** start Supplied data **
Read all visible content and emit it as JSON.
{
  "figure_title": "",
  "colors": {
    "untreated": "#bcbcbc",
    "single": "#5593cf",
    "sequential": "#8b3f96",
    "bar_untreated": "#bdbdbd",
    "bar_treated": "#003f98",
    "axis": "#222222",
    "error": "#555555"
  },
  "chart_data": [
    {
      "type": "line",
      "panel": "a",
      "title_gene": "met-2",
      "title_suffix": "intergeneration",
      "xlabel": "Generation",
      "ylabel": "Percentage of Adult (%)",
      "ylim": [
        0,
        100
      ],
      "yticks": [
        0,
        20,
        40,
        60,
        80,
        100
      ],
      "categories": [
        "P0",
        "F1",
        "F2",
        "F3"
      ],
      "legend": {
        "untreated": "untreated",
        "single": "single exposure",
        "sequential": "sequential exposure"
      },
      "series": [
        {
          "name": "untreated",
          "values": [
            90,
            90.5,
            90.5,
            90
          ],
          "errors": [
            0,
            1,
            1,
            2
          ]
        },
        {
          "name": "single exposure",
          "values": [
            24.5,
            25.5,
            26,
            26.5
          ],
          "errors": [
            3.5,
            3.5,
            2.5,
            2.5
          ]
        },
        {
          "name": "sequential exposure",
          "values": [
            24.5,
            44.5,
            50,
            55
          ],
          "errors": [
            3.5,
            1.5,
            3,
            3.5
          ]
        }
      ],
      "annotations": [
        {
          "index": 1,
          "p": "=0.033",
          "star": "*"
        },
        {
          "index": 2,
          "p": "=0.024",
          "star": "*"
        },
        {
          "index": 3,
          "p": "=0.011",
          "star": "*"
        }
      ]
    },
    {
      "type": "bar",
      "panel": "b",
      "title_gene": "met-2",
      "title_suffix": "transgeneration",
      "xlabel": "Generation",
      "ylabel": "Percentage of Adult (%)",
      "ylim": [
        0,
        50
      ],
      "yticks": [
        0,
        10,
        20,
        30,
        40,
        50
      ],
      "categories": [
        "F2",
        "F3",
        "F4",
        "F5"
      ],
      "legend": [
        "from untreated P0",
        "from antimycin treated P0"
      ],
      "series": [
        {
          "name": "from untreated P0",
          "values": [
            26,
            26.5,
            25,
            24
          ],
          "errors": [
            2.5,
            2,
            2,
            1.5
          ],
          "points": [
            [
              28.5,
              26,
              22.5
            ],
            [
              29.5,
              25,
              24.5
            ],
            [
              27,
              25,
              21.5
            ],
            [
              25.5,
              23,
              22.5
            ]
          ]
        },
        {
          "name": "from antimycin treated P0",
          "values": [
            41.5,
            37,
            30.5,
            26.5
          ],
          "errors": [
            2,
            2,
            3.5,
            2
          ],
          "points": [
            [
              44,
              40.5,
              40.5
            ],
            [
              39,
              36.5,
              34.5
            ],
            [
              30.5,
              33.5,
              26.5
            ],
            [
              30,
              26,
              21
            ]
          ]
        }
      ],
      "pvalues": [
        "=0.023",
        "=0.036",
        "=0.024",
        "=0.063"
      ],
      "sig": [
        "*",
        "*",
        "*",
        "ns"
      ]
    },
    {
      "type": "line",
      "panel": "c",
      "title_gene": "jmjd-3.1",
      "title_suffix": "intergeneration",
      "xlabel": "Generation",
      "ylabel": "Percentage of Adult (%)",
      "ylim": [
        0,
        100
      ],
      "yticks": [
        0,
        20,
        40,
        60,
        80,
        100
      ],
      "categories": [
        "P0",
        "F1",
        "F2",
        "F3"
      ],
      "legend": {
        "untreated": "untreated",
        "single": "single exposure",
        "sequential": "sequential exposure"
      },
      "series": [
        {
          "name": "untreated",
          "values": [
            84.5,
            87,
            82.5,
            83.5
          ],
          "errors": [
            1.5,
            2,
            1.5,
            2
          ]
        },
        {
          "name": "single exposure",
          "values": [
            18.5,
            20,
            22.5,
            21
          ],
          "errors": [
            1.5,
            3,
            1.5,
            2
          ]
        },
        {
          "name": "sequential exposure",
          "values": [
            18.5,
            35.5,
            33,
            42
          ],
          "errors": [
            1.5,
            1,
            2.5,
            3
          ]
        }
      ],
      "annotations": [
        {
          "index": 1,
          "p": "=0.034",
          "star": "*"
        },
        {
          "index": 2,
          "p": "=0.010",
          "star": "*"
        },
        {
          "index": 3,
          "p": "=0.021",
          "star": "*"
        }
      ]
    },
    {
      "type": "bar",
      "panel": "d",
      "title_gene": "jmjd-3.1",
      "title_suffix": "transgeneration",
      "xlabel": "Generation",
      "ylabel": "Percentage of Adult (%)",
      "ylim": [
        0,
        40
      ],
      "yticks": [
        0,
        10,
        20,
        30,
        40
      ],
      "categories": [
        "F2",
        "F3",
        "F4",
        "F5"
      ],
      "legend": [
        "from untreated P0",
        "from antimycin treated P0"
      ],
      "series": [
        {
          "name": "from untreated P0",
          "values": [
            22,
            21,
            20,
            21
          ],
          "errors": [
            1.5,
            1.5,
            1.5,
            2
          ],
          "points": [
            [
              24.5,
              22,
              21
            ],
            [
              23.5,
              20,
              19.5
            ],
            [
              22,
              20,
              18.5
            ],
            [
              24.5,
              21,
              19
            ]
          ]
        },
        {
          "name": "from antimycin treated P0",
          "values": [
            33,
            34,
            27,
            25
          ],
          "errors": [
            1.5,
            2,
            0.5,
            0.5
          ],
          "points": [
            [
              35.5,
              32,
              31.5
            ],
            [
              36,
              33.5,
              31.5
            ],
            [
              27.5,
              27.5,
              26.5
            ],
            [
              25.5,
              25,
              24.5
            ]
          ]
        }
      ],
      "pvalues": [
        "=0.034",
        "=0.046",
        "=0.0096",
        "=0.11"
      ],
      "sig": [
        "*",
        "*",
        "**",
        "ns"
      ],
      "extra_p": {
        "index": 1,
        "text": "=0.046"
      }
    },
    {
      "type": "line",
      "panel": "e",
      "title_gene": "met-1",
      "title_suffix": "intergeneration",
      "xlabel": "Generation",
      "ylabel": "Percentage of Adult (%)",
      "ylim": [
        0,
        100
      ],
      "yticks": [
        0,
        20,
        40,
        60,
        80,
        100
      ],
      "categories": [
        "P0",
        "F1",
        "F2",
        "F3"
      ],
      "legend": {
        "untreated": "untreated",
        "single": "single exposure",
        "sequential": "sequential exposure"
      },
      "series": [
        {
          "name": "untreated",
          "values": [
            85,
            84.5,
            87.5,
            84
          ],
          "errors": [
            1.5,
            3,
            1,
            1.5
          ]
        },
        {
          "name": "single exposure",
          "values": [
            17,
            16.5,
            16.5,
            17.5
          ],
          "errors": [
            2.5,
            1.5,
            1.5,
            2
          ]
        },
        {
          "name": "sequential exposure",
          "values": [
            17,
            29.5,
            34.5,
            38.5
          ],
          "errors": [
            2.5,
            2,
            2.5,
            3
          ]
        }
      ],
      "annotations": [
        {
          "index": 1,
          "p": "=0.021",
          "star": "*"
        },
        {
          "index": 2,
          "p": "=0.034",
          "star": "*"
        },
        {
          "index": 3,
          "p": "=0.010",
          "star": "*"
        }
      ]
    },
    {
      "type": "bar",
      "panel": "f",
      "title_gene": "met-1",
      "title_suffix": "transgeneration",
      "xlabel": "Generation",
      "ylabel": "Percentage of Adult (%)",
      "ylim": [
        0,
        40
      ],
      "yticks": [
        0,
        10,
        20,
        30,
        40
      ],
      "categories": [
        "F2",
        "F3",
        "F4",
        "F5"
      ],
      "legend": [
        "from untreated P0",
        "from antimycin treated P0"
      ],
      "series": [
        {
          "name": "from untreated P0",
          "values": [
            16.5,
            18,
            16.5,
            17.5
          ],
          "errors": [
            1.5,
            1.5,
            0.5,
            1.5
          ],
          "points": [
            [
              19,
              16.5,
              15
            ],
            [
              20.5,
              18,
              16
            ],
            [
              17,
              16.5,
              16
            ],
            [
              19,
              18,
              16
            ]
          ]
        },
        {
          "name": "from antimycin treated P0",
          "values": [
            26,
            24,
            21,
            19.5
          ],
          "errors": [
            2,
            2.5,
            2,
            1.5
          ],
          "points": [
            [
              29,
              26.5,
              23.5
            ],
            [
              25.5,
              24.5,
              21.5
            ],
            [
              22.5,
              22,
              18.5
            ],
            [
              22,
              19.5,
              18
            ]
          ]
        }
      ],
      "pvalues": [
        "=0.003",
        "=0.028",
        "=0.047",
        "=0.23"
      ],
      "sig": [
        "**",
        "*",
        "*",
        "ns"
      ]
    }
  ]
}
** end Supplied data **
:: Problem description ::
Search the data for "panel". Copy every matching line.

:: Response to the task ::
      "panel": "a",
      "panel": "b",
      "panel": "c",
      "panel": "d",
      "panel": "e",
      "panel": "f",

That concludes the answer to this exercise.